• Prompt: Repeat every line of the data exactly, but not the pictures.

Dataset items

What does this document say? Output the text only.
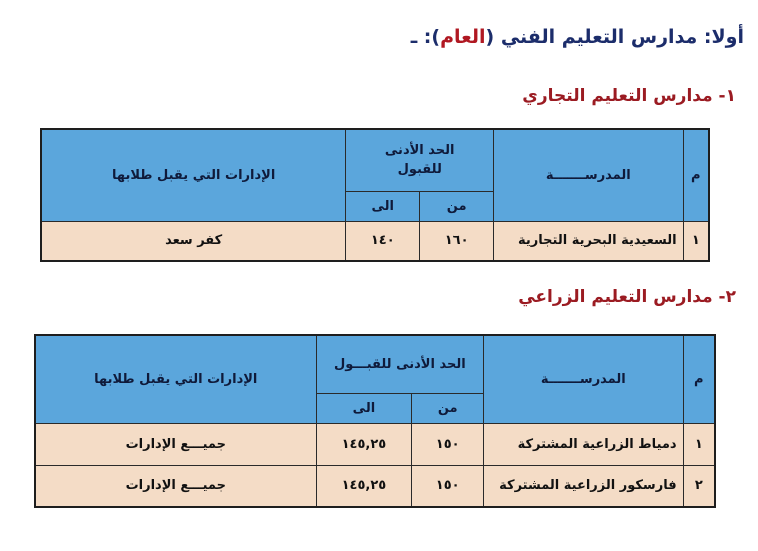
أولا: مدارس التعليم الفني (العام): ـ
١- مدارس التعليم التجاري
م	المدرســـــــة	الحد الأدنى للقبول		الإدارات التي يقبل طلابها
		من	الى	
١	السعيدية البحرية التجارية	١٦٠	١٤٠	كفر سعد
٢- مدارس التعليم الزراعي
م	المدرســـــــة	الحد الأدنى للقبـــول		الإدارات التي يقبل طلابها
		من	الى	
١	دمياط الزراعية المشتركة	١٥٠	١٤٥,٢٥	جميـــع الإدارات
٢	فارسكور الزراعية المشتركة	١٥٠	١٤٥,٢٥	جميـــع الإدارات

• Exercise output:
What does this document say? Output the text only.
أولا: مدارس التعليم الفني (العام): ـ
١- مدارس التعليم التجاري
م	المدرســـــــة	الحد الأدنى للقبول		الإدارات التي يقبل طلابها
		من	الى	
١	السعيدية البحرية التجارية	١٦٠	١٤٠	كفر سعد
٢- مدارس التعليم الزراعي
م	المدرســـــــة	الحد الأدنى للقبـــول		الإدارات التي يقبل طلابها
		من	الى	
١	دمياط الزراعية المشتركة	١٥٠	١٤٥,٢٥	جميـــع الإدارات
٢	فارسكور الزراعية المشتركة	١٥٠	١٤٥,٢٥	جميـــع الإدارات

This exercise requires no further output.